» **Given information**
┌────────

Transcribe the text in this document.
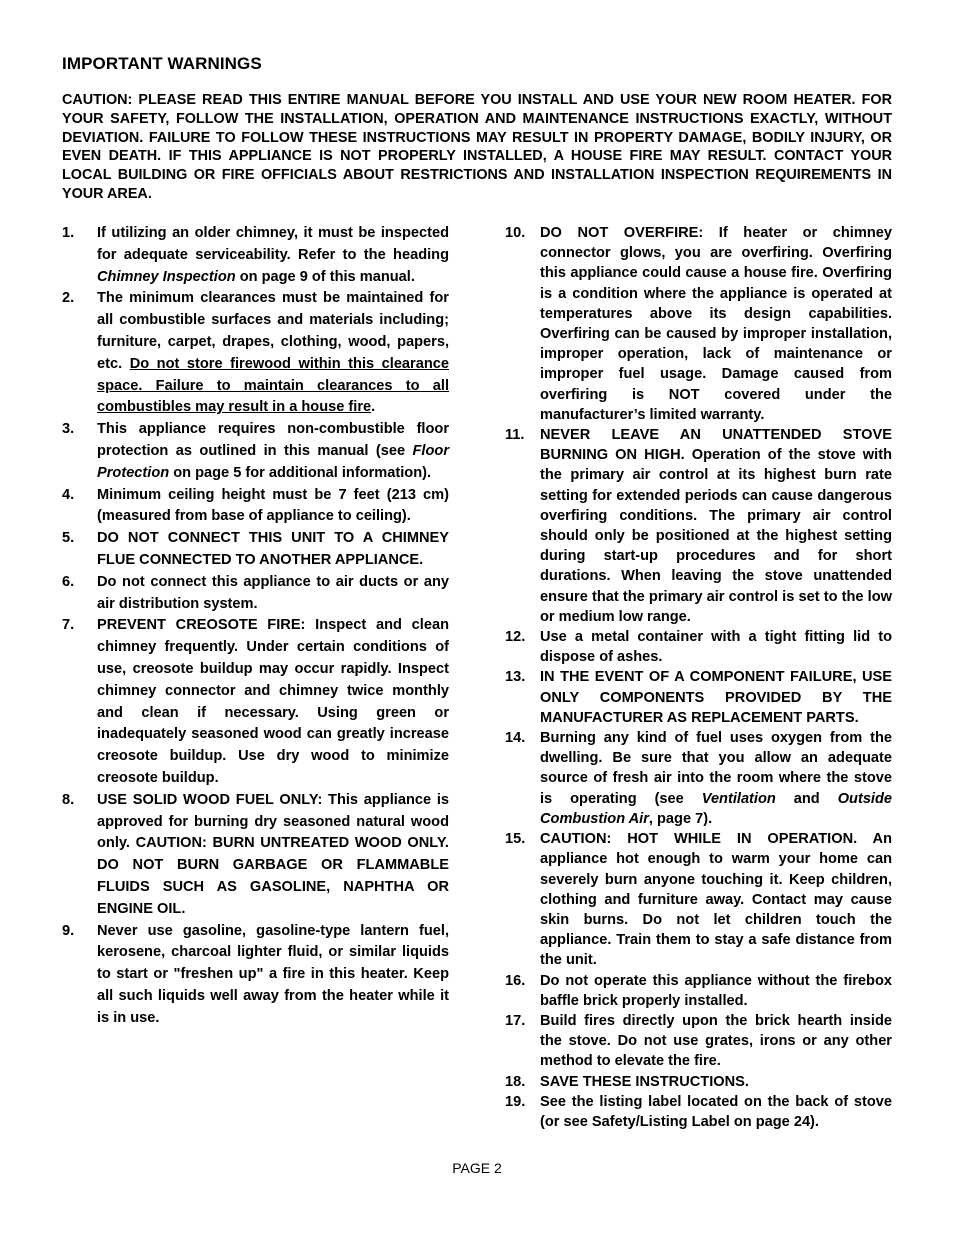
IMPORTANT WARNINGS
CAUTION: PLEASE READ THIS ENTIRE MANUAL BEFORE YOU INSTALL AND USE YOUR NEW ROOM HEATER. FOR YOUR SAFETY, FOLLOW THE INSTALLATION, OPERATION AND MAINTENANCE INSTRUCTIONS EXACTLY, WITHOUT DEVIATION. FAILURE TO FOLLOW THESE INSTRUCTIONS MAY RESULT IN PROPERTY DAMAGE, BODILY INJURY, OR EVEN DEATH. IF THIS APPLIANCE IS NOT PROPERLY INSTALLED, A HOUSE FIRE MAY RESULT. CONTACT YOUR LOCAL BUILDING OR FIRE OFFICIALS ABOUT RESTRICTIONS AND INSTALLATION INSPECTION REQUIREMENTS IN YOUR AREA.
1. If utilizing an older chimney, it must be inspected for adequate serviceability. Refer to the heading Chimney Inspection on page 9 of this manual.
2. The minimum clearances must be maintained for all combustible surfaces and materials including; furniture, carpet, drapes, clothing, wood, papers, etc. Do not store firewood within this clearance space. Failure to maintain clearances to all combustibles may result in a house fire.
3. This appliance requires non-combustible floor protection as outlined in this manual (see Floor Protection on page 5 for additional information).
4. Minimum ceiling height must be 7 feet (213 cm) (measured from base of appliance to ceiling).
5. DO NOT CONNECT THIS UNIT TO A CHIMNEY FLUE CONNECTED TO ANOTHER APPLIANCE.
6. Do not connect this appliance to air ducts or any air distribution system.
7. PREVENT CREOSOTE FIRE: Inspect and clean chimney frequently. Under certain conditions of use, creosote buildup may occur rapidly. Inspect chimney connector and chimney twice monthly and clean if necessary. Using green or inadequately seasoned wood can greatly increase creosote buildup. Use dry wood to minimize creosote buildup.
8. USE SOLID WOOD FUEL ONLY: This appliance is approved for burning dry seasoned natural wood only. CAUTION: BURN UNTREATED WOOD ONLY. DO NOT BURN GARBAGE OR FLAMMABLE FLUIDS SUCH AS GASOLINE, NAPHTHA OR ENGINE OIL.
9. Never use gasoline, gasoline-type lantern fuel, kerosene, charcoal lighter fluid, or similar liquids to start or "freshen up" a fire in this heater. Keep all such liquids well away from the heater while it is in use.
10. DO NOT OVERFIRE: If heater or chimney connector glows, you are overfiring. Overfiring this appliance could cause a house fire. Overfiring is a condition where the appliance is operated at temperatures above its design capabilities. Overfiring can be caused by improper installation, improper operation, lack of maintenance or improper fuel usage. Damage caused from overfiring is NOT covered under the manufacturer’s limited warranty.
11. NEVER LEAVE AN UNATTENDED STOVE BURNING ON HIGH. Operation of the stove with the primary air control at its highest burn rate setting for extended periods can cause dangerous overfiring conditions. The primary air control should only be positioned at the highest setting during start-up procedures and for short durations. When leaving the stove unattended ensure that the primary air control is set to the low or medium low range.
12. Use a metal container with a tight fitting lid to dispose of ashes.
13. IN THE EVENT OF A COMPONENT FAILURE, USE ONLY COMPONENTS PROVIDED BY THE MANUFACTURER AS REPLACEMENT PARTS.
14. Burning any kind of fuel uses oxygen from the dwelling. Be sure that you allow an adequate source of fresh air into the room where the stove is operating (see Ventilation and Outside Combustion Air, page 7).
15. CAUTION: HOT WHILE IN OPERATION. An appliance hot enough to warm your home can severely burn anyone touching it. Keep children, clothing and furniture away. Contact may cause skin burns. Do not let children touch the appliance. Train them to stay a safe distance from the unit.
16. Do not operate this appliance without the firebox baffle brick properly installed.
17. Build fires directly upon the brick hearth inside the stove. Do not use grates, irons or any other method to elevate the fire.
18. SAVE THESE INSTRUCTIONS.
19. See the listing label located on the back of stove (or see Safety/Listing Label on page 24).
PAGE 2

└────────
┌────────

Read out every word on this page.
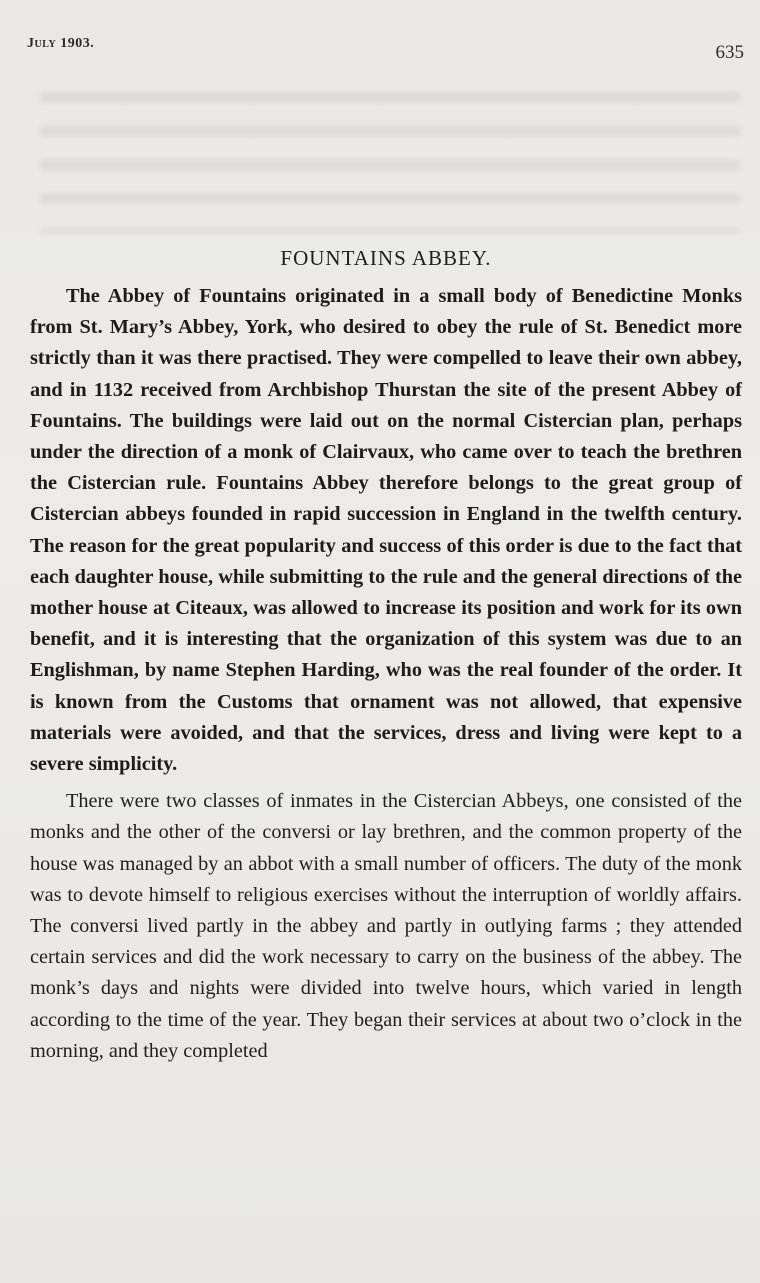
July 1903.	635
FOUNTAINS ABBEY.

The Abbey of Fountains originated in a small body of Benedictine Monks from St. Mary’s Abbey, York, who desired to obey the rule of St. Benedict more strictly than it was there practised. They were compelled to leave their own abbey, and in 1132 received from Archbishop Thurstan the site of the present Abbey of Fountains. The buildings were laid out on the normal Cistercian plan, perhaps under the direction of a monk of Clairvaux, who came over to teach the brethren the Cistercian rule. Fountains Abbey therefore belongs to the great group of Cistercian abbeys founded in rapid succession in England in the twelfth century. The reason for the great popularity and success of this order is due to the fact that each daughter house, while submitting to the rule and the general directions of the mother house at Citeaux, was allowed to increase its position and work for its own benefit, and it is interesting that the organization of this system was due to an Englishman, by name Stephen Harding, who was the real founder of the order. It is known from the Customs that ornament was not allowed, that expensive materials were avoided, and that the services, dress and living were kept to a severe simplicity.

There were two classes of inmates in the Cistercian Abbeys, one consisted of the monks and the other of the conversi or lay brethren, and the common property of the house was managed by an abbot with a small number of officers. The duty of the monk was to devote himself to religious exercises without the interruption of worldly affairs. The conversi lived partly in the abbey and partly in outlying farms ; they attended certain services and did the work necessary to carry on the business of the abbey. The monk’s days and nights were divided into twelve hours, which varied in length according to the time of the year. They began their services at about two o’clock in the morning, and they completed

└────────

» **Exercise objective**
Using the listing, copy every line where the word "combustible" shows up.

» **Exercise answer**
2. The minimum clearances must be maintained for all combustible surfaces and materials including; furniture, carpet, drapes, clothing, wood, papers, etc. Do not store firewood within this clearance space. Failure to maintain clearances to all combustibles may result in a house fire.
3. This appliance requires non-combustible floor protection as outlined in this manual (see Floor Protection on page 5 for additional information).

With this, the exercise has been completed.